### Problem statement
List each line of the data that holds the string "Bidding", please.

───── Raw records ─────

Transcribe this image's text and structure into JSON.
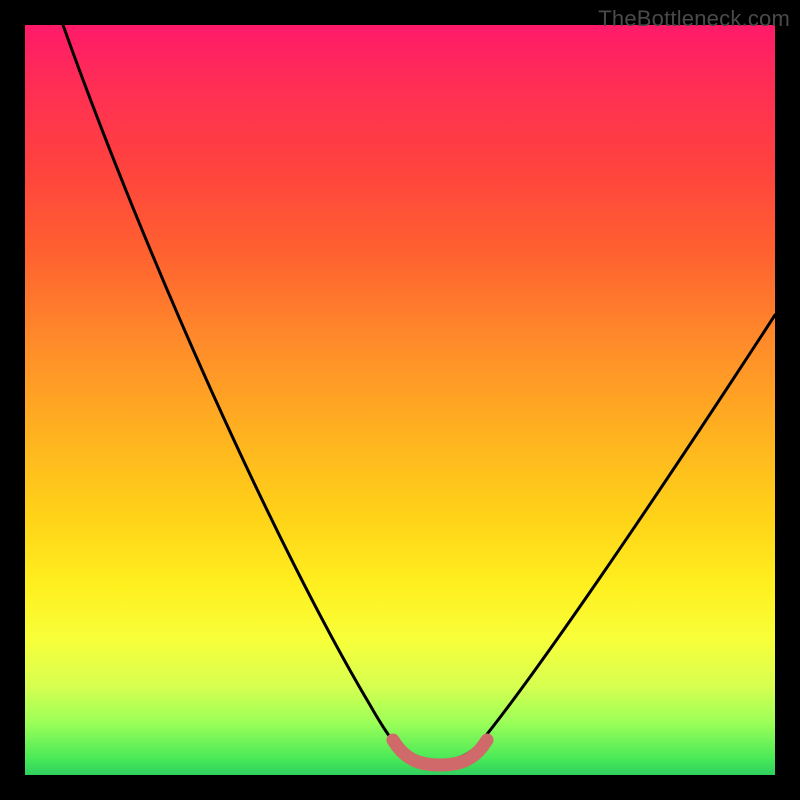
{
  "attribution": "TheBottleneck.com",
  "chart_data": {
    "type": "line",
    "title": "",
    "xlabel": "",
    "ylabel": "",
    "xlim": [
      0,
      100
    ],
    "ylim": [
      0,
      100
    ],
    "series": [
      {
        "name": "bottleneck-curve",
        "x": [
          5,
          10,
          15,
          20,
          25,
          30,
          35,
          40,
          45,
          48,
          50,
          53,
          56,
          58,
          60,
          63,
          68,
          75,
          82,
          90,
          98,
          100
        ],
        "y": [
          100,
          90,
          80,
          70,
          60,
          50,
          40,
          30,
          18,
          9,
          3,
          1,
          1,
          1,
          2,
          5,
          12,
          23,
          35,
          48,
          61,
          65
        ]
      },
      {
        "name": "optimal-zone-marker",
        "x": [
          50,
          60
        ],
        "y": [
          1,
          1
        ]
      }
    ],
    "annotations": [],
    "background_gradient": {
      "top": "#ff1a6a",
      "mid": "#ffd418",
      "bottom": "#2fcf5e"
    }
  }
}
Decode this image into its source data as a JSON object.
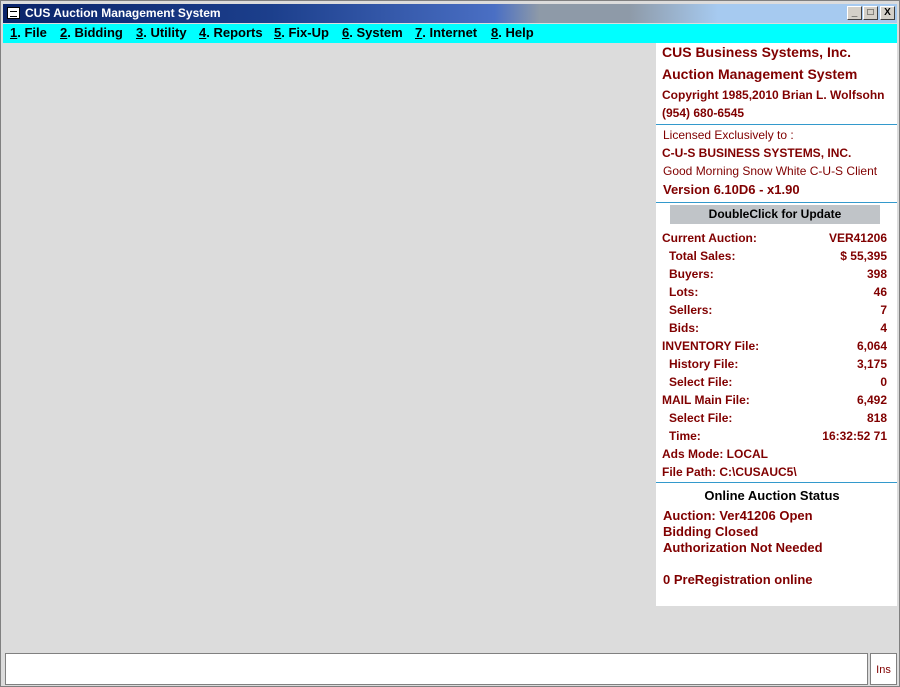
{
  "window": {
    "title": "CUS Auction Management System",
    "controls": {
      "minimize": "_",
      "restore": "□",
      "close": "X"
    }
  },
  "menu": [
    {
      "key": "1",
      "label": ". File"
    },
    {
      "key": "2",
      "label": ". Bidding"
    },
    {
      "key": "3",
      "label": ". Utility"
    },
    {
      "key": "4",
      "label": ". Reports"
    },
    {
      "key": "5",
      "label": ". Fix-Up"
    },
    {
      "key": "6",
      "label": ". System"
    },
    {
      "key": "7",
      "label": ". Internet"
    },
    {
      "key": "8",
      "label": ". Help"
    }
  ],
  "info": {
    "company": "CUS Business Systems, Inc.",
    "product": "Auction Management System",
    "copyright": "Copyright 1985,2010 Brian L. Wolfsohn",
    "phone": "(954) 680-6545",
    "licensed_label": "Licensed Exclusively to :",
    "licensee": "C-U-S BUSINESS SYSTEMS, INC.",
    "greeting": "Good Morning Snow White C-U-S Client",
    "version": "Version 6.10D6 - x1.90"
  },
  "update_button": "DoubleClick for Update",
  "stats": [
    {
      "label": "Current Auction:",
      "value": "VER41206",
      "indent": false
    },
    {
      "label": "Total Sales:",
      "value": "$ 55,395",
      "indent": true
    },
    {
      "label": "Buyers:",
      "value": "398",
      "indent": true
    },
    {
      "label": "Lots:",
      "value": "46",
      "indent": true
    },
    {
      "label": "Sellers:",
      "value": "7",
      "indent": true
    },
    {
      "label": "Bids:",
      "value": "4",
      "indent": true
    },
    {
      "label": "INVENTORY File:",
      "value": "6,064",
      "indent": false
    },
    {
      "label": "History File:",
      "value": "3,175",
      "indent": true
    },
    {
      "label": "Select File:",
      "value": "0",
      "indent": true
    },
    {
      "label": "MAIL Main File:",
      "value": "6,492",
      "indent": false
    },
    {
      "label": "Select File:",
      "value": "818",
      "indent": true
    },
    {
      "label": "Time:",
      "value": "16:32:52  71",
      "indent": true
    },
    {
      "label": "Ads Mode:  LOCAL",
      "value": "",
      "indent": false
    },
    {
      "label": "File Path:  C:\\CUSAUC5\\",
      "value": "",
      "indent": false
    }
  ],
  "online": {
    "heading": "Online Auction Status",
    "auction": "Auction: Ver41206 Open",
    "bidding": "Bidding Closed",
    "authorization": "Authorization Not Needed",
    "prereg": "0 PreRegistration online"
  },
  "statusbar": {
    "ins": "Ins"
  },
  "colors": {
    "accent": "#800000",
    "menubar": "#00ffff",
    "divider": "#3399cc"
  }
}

─────
───── Raw records ─────

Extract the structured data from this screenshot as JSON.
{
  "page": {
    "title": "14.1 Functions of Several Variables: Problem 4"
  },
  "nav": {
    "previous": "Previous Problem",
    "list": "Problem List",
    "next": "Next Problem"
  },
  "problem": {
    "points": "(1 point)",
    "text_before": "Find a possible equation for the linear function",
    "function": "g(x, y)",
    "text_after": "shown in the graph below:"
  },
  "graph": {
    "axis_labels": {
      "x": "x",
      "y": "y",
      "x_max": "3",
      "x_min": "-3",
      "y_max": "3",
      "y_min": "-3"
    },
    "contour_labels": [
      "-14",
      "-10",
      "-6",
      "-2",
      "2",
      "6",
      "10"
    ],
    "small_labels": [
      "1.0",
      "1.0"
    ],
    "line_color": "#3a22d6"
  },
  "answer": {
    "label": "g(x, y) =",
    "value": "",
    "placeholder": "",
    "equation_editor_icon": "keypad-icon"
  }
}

─────

### Result for this exercise
      "label": ". Bidding"
    "bidding": "Bidding Closed",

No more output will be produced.